> Written problem:
Which lines hold the word "phased"? Copy each of them.

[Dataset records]

* * *

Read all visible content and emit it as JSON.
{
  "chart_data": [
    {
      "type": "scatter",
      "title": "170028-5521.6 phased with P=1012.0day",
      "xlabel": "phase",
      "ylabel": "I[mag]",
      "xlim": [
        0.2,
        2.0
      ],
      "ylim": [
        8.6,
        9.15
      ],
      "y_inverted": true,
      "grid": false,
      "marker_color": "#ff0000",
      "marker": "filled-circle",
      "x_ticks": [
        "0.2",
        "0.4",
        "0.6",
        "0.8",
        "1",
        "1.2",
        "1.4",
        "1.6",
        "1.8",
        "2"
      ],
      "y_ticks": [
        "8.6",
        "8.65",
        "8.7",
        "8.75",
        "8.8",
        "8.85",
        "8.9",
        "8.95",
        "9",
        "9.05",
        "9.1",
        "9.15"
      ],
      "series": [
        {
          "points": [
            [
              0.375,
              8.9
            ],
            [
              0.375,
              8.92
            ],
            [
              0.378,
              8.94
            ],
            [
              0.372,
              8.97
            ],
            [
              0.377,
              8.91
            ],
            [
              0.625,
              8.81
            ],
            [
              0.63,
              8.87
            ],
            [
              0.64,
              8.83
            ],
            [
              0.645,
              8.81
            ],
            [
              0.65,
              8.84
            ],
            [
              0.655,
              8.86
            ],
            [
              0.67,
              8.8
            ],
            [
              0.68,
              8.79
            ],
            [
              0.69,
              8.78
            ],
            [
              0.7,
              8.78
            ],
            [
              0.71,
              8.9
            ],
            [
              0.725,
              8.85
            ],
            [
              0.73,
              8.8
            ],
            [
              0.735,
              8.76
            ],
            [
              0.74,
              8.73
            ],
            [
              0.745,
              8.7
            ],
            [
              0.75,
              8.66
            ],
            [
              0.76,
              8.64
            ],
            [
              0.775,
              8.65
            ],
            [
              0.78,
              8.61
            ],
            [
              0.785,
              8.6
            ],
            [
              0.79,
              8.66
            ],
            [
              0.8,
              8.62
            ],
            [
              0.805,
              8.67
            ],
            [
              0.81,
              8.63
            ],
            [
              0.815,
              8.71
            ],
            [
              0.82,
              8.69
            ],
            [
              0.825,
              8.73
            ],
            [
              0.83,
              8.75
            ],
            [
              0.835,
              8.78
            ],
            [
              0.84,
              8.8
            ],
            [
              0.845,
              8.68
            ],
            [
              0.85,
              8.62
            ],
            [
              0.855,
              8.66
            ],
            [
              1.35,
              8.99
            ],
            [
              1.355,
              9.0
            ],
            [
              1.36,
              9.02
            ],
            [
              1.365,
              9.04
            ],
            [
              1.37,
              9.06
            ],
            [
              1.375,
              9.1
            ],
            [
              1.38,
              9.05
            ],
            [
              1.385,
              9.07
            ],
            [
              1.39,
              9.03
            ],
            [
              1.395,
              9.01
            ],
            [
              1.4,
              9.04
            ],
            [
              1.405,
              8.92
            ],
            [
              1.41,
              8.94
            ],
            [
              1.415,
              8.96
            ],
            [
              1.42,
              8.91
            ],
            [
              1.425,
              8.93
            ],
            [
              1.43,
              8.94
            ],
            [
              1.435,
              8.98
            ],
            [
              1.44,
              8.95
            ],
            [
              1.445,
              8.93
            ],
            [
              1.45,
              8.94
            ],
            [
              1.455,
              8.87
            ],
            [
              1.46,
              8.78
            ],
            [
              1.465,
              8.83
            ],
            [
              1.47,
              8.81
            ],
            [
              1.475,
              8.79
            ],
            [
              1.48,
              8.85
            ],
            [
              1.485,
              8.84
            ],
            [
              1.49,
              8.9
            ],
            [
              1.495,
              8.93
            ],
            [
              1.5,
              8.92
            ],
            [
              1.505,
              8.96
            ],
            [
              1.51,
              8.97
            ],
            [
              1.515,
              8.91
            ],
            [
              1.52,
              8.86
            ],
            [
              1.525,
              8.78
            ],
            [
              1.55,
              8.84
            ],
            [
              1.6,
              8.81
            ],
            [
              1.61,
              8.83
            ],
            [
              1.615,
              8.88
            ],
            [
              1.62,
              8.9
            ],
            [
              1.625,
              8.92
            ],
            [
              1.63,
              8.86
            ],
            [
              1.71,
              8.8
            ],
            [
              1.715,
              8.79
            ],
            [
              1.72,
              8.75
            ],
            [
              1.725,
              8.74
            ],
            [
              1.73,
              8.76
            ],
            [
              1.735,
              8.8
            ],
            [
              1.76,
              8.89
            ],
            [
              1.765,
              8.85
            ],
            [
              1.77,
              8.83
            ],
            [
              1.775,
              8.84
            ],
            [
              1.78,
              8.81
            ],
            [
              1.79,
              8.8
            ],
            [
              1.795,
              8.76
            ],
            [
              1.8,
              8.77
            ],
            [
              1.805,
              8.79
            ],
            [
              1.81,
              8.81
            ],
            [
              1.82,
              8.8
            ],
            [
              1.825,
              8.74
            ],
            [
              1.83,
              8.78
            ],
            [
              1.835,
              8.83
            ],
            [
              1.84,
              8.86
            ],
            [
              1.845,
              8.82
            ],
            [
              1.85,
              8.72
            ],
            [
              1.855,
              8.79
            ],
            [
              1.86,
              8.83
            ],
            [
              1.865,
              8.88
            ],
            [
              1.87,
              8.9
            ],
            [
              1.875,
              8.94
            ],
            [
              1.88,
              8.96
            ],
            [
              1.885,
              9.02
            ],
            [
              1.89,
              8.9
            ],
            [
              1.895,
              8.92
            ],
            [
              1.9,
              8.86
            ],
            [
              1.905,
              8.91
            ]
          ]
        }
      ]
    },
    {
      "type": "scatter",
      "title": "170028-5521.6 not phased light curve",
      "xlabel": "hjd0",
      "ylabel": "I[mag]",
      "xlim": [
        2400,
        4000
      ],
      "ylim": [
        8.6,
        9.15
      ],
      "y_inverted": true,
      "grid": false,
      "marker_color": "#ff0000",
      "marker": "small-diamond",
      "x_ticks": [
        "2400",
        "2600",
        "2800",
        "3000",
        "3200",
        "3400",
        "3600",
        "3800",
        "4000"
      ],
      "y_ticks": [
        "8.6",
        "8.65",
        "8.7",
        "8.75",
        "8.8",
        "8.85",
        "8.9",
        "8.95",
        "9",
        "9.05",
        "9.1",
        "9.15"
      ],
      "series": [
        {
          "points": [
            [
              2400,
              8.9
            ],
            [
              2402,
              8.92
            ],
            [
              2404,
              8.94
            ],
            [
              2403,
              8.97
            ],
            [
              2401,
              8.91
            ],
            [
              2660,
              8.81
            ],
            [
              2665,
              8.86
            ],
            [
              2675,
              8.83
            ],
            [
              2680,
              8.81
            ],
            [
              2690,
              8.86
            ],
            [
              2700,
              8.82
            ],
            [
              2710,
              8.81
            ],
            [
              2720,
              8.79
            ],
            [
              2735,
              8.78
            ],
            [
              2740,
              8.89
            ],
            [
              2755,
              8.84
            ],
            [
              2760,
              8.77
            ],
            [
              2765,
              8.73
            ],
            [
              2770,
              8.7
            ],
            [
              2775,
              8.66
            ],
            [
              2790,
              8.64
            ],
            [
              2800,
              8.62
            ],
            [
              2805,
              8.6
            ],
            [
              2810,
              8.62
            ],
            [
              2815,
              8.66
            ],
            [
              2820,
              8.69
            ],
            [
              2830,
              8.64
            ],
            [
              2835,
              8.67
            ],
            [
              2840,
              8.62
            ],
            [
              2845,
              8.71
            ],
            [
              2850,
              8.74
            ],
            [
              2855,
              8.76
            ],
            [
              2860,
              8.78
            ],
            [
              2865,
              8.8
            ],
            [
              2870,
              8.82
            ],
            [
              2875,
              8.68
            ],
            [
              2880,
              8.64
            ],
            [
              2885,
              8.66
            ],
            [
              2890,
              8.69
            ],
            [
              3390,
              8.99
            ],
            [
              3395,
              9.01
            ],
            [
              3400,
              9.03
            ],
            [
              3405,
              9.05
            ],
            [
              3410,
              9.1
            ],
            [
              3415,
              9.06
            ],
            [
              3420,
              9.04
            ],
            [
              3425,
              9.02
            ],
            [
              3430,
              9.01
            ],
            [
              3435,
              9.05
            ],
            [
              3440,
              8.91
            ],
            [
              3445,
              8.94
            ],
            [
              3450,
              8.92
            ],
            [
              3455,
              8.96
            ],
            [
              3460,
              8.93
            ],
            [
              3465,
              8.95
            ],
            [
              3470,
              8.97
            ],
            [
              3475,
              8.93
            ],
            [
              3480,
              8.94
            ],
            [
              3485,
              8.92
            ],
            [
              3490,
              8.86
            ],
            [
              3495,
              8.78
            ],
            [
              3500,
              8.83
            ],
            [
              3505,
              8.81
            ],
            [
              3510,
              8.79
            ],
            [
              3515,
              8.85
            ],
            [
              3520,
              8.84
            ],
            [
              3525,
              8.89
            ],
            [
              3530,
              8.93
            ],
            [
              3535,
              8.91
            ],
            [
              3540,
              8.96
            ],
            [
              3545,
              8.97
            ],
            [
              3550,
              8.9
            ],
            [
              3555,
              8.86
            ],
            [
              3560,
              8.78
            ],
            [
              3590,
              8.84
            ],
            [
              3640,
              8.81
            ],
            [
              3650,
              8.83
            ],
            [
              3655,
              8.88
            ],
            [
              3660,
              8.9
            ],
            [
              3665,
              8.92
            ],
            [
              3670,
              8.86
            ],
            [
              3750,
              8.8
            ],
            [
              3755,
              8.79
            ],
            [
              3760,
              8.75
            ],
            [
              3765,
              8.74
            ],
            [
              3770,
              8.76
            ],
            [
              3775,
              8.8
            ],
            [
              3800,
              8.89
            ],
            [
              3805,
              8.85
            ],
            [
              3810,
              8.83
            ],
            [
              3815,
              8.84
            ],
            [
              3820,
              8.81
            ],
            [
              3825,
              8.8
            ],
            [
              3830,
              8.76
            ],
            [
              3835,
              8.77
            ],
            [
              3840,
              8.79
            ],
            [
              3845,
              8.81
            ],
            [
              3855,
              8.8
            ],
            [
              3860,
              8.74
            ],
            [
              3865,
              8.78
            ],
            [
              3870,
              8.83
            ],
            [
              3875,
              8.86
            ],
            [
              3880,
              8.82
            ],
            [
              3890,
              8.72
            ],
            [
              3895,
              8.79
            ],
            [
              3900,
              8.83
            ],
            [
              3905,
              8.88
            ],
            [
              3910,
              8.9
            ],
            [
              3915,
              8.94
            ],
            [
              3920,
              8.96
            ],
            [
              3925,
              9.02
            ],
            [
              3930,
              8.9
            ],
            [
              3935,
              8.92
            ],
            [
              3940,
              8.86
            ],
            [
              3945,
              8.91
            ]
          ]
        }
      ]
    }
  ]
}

* * *

> Final answer:
      "title": "170028-5521.6 phased with P=1012.0day",
      "title": "170028-5521.6 not phased light curve",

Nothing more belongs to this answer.